### EXTRACT ###
Judicial branch to revive subcommittee after lawmakers complain about new evictions protocols
An advisory committee to the Colorado Supreme Court will revive a panel that recently retooled statewide eviction protocols and paperwork, following complaints from lawmakers and others that the judicial branch’s newly-adopted rules are unsatisfactory.
One month after the Supreme Court adopted a revised, more tenant-friendly summons form for evictions and modified several procedures for evictions proceedings, Judge Michael H. Berger of the Court of Appeals has ordered further work on the issue. Berger, who chairs the Supreme Court’s Civil Rules Committee, noted the unusual situation in which four Democratic state legislators wrote to the members of the Supreme Court alleging that the new rules did not follow the law.
“That’s the first time I have seen individual legislators take issue with an action of the judicial branch. Whether that’s appropriate or not under the separation of powers doctrine, I’m not gonna get into that,” said Berger at a meeting of the committee on Friday.
Prior to this year’s legislative session, the judicial branch had been exploring ways to ensure tenants could more competently represent themselves in court when facing eviction – known legally as forcible entry and detainer (FED). However, the General Assembly in 2021 also passed two pieces of legislation with that goal in mind. It was this attempt to reconcile the judicial proposal with the newly-enacted laws that prompted legislators to lodge their objections.
“We are concerned,” indicated an Oct. 29 letter to the Supreme Court justices, “that the implementation of these new statutory provisions, and the recent approval of a modified, uniform FED court summons, has insufficiently fulfilled the General Assembly’s intent in passing this legislation and has failed to comply with the dictates included in the new statutory language.”
The signatories to the letter included Sens. Julie Gonzales of Denver and Dominick Moreno of Commerce City, and Reps. Serena Gonzales-Gutierrez of Denver and Yadira Caraveo of Thornton. All four Democrats had sponsored Senate Bill 173, a renters’ rights bill that also ordered changes to the summons paperwork that tenants receive after landlords initiate an eviction.
Justice Richard L. Gabriel, who is the Supreme Court’s liaison to the Civil Rules Committee, praised the eviction subcommittee’s prior work and acknowledged the pressure created by SB 173’s Oct. 1 effective date.
“We turned this around exceptionally quickly. These are important issues, but this is not any statement that the committee and subcommittee messed things up,” Gabriel said. The Supreme Court, he added, “would’ve had a formal public hearing on this if we had time to do it. That would’ve required two months.”
Denver District Court Judge Adam J. Espinosa will continue to chair the eviction subcommittee as it restarts its work and Berger has added to its roster a Denver County Court judge and a magistrate who handles evictions in the Fourth Judicial District of El Paso and Teller counties. Berger said he also received complaints and questions from within the judicial branch about the rule changes.
“FED proceedings are traumatic for many, many people and we need to make it as easy a process as possible,” he said. “It’s a really difficult task given all these specific requirements the legislature has required to be in the summons.”
### RECORD SET ###
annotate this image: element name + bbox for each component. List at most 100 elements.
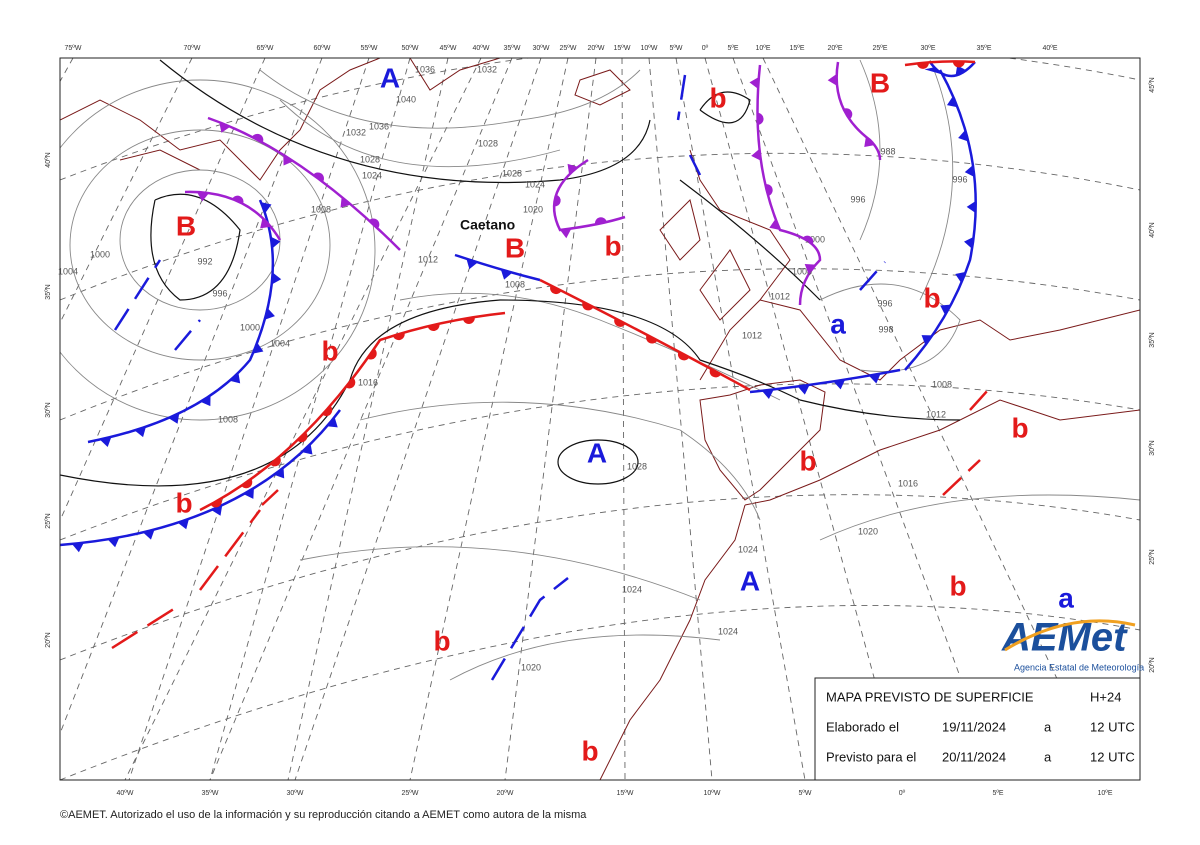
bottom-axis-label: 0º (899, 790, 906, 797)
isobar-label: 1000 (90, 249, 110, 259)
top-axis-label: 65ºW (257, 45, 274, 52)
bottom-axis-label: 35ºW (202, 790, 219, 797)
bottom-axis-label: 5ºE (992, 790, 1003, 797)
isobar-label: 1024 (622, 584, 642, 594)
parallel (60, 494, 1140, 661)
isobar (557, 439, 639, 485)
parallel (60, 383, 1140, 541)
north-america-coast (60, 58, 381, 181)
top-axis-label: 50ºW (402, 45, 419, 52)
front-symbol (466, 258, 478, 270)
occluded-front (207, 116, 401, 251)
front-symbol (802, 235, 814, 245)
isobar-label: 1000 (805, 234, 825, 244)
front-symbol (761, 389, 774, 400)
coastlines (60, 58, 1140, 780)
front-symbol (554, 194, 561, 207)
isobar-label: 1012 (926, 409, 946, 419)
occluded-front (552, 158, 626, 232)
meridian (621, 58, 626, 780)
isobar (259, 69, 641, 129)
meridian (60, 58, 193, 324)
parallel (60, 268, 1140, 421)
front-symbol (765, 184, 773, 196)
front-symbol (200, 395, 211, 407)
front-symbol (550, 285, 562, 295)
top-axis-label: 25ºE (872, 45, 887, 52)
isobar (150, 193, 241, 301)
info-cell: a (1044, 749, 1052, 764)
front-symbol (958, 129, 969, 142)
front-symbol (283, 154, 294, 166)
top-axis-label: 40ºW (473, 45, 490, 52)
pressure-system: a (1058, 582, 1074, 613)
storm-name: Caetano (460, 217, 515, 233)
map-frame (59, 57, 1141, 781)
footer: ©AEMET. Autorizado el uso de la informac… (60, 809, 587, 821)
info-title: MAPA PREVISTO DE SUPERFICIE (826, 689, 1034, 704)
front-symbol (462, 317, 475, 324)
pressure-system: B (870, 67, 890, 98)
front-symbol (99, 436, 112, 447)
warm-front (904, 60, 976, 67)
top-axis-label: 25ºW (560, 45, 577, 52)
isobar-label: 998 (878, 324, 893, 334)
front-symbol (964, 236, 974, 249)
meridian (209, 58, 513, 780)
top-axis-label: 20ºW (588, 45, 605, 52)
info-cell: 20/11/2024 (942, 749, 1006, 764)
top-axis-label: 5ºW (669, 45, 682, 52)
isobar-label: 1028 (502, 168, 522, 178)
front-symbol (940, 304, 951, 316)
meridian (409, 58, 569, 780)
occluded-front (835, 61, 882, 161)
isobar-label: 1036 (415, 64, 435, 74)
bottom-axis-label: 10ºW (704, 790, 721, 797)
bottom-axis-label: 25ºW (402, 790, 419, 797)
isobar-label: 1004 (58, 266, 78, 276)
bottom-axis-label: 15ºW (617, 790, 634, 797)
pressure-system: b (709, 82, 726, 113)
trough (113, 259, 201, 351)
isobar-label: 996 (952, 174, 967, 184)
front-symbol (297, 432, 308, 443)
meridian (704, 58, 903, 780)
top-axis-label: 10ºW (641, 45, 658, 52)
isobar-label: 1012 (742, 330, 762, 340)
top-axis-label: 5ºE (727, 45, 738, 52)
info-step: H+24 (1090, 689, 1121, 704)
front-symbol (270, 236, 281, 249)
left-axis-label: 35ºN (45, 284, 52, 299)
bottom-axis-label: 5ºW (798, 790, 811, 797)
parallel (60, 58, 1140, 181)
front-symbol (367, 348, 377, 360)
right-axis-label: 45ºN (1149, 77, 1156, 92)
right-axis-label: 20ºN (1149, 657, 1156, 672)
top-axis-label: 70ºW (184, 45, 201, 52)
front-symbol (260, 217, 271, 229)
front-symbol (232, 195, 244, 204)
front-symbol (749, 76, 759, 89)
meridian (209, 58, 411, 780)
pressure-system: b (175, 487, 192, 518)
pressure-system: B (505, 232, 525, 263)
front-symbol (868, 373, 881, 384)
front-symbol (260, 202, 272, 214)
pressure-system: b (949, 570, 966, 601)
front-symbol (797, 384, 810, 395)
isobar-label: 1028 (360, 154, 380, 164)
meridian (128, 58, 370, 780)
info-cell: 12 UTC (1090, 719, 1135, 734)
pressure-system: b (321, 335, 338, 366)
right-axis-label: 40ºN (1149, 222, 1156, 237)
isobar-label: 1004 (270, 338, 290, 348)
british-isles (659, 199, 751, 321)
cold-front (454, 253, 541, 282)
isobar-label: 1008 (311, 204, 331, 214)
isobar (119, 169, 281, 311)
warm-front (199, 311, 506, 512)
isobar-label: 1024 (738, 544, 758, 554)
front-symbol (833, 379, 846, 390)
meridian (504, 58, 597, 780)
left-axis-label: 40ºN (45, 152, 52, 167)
###
● WHAT IS ASKED
[a] In the article on the Colorado eviction rules, who will keep chairing the eviction subcommittee as it restarts its work?
[b] Write the next few paragraphs of the article on the Colorado eviction rules, picking up after its final quoted sentence.

● PER-TASK ANSWERS
[a] Denver District Court Judge Adam J. Espinosa.

[b]
The modifications to the eviction summons, based on the requirements of SB 173 and the eviction subcommittee’s work, were intended to allow tenants to more knowledgeably defend themselves after a landlord filed a formal complaint against them. Landlords have legal representation more often than not in evictions proceedings, while a review of select cases from Denver found that tenants had legal representation only 2% of the time.
The additions to the uniform summons form were as small as inserting the word “eviction” into the document, but also included a new list of legal resources and plain-English explanations for what to do.
Crucially, the lawmakers wanted the summons to note that a judge will enter an automatic judgment in favor of the landlord only if the tenant does not show up to court by the end of their scheduled appearance date. That requirement, however, conflicts with the other renter-friendly law from this year, House Bill 1121, which requires the summons to direct tenants to appear on a specific date and time.
It is the latter language that now appears in the revised summons.
Two members of the Civil Rules Committee acknowledged a need to revisit the policies the Supreme Court adopted.
“I’ve noticed a tremendous number of errors in the current rules as they were drafted and approved,” said attorney Ben Vinci, who was particularly concerned with the circumstances under which tenants should appear in person. “When I read these, I’m confused about what the heck somebody has to do.”
Lisa Hamilton-Fieldman, a former magistrate in Boulder County who served on the eviction subcommittee, said she did not believe the new eviction summons and rules fully captured what the legislation attempted to do.
“I respectfully suggest that we start from scratch instead of trying to tweak what we already did,” she said.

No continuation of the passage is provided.